### Extrait ###
Le Hamas est une partie de la réalité palestinienne. Il est certain qu’il s’agit d’extrémistes, mais les Britanniques nous ont enseigné à maintes reprises qu’il est préférable de faire la paix avec des extrémistes qu’avec des modérés. Si vous faites la paix avec des modérés, il vous restera encore à faire face aux extrémistes. Faites donc la paix avec les extrémistes et l’affaire est classée.
En réalité, le Hamas n’est pas aussi extrémiste qu’il aime à se montrer. Il a déclaré à maintes reprises qu’il accepterait un accord de paix fondé sur les frontières de 1967 et signé par Mahmoud Abbas s’il était ratifié par la population dans un référendum ou par un vote du parlement. Accepter l’Autorité palestinienne implique l’acceptation de l’Accord d’Oslo, sur lequel se fonde l’Autorité palestinienne – avec la reconnaissance mutuelle d’Israël et de L’Organisation de Libération de la Palestine. En Islam, comme dans toutes les autres religions, la parole de Dieu est certainement irrévocable, mais elle peut être “interprétée” dans la mesure où c’est nécessaire. Nous autres Juifs ne le savons-nous pas.
Qu’est-ce qui a rendu les deux parties plus souples ? L’une et l’autre ont perdu leurs protecteurs – le Fatah son protecteur égyptien, Hosni Moubarak, et le Hamas son protecteur syrien, Bashar al-Assad sur qui on ne peut plus compter désormais. Cela a conduit les deux parties à faire face à la réalité : les Palestiniens se trouvent seuls, il vaudrait donc mieux qu’ils s’unissent.
### Données fournies ###
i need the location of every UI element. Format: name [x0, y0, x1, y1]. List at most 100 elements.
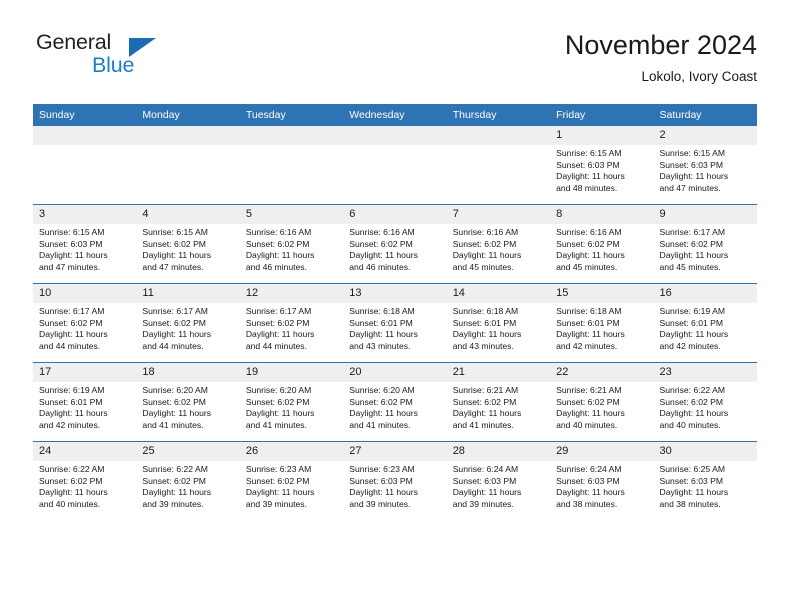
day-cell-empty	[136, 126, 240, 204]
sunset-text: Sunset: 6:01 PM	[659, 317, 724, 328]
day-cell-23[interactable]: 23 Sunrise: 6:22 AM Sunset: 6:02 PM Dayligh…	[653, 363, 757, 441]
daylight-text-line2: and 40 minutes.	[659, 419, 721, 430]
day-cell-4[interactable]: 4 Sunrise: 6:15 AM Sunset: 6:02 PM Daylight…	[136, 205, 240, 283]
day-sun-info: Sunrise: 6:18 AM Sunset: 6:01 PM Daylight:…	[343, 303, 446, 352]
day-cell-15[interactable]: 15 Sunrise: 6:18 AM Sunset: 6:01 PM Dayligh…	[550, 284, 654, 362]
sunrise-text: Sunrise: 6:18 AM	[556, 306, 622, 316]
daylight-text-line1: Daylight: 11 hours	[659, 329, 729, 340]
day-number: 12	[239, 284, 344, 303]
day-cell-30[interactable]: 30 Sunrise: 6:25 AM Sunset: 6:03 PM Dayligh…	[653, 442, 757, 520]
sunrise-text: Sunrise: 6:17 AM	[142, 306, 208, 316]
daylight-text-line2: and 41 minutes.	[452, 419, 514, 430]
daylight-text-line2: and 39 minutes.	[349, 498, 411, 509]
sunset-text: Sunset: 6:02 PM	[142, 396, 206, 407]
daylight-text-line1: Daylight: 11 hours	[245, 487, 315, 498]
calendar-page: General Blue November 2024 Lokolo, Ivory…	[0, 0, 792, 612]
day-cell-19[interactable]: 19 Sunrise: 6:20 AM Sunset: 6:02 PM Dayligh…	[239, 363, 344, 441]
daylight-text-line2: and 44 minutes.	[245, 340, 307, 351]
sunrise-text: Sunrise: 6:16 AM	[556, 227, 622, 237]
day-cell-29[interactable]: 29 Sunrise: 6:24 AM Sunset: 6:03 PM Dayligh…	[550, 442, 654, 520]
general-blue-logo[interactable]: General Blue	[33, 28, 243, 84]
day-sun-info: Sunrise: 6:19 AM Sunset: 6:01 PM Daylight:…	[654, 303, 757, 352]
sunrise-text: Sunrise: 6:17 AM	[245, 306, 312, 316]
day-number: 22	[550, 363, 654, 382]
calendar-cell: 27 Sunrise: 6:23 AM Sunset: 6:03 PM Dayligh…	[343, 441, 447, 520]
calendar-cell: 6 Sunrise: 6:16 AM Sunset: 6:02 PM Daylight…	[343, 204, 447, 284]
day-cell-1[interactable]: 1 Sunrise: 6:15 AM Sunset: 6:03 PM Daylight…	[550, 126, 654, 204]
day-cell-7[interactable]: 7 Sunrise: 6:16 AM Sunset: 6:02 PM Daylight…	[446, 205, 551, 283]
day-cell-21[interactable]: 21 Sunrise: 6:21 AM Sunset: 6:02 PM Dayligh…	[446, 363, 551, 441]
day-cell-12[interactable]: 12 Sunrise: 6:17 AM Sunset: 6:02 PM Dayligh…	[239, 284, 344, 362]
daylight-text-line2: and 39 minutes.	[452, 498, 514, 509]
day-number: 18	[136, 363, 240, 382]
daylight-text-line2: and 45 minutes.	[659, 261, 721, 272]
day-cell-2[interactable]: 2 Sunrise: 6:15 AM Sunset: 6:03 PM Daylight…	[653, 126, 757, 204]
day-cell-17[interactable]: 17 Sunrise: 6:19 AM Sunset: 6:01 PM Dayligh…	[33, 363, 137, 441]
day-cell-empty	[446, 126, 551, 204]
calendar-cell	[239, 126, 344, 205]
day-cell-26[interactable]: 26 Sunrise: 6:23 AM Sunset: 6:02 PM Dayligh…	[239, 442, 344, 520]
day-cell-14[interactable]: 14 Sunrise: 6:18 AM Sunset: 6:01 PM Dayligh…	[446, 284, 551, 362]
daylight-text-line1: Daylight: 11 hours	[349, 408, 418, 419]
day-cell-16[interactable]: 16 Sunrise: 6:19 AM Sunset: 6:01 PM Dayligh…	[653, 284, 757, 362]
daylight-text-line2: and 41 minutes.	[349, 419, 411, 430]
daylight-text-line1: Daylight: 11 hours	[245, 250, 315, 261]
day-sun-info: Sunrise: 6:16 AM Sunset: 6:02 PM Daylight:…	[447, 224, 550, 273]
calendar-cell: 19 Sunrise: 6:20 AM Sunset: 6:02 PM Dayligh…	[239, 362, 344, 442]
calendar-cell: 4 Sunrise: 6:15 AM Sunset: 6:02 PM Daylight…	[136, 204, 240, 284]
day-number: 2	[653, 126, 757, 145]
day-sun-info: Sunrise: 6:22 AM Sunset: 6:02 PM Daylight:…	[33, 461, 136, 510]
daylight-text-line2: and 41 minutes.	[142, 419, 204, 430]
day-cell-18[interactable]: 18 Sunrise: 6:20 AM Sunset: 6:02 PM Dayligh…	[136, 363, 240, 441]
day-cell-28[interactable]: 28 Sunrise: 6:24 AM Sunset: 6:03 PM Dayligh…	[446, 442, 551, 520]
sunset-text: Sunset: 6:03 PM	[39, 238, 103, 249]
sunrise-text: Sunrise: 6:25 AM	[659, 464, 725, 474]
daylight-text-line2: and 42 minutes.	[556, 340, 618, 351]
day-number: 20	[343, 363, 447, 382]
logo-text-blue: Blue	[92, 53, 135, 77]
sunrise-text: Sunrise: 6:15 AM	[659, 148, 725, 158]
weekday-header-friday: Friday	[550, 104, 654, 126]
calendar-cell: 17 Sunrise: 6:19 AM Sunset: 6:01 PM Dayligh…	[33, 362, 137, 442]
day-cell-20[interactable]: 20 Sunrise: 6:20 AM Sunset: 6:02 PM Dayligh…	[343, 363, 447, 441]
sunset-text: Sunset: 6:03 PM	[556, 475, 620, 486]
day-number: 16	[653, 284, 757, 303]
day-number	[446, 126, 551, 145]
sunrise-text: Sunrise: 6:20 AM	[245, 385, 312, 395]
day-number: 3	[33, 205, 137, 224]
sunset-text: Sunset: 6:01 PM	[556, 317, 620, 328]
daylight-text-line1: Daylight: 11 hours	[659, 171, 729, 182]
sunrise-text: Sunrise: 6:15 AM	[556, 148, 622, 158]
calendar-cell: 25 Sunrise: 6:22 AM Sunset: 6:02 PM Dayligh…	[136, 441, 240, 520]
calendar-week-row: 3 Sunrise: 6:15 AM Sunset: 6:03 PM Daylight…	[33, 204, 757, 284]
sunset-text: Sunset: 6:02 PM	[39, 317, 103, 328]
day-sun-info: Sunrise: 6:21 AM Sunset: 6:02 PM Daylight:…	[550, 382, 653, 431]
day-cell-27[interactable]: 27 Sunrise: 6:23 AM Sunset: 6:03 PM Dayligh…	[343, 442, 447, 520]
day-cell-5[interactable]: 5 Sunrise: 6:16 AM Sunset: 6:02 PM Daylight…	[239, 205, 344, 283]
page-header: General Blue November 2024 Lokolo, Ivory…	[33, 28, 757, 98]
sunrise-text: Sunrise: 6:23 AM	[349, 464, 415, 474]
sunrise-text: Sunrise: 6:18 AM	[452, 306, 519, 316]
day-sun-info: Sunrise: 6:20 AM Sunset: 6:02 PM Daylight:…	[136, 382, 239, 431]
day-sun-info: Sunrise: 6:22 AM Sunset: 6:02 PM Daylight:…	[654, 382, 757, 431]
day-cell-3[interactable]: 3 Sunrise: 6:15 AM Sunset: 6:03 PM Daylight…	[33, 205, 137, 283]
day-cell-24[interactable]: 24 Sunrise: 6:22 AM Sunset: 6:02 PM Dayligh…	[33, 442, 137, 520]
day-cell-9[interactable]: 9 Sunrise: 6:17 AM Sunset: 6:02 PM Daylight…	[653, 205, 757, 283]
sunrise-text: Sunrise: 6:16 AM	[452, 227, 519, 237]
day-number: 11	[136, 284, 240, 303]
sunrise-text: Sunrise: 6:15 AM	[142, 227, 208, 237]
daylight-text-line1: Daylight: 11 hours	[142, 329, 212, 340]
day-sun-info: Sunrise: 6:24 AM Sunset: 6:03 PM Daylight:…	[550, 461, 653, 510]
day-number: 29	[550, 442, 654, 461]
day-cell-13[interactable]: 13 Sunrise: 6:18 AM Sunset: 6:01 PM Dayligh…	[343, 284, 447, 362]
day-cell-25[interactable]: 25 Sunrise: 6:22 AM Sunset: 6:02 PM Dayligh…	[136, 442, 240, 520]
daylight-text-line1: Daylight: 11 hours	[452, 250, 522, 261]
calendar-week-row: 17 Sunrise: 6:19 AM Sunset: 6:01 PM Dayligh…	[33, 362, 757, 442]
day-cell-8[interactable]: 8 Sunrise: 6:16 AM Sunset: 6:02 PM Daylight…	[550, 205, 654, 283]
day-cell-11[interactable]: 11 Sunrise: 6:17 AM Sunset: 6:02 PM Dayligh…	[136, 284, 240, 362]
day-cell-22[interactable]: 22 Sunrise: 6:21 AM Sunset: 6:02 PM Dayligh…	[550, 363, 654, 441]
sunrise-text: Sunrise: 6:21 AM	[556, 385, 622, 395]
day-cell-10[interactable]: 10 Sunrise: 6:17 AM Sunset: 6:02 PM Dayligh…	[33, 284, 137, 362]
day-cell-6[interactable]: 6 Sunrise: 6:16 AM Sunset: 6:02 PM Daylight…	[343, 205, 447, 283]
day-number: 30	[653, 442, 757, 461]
###
* Consignes
[1] Répondez aux questions suivantes d'après l'extrait :
(a) Qu'est-ce que les Britanniques ont enseigné à maintes reprises ?
(b) Par quels deux moyens un accord signé par Mahmoud Abbas devrait-il être ratifié pour que le Hamas l'accepte ?
(c) Quel protecteur le Fatah a-t-il perdu ?
[2] Relevez toutes les personnes nommées dans l'extrait.
[3] Reprenez l'extrait sur le rapprochement entre le Hamas et le Fatah à la suite de sa dernière phrase.

* Réponses rédigées
[1]
(a) Qu'il est préférable de faire la paix avec des extrémistes qu'avec des modérés.
(b) Par la population dans un référendum ou par un vote du parlement.
(c) Son protecteur égyptien, Hosni Moubarak.

[2]
Mahmoud Abbas
Hosni Moubarak
Bashar al-Assad

[3]
Pour les Israéliens favorables à la paix, ce sera un grand soulagement de négocier avec un peuple palestinien uni et un territoire palestinien unifié. Israël peut faire beaucoup pour y aider : ouvrir enfin un libre passage extraterritorial entre la Cisjordanie et la Bande de Gaza, mettre fin au blocus stupide et cruel de la Bande de Gaza (qui est devenu encore plus stupide avec l’élimination du collaborateur égyptien), laisser les Gazaouis ouvrir leur port, leur aéroport et leurs frontières. Israël doit accepter le fait que des éléments religieux appartiennent maintenant à la scène politique dans l’ensemble du monde arabe. Ils vont s’institutionnaliser et, probablement, devenir plus “modérés”. Cela fait partie de la nouvelle réalité dans le monde arbe.
La naissance de l’unité palestinienne devrait être bienvenue par Israël, et aussi par les nations européennes et les États-Unis. Ils devraient se préparer à reconnaître l’État de Palestine dans les frontières de 1967. Ils devraient encourager la tenue d’élections palestiniennes libres et démocratiques et en accepter les résultats quels qu’ils puissent être.
Le vent du printemps arabe souffle aussi en Palestine. Bravo !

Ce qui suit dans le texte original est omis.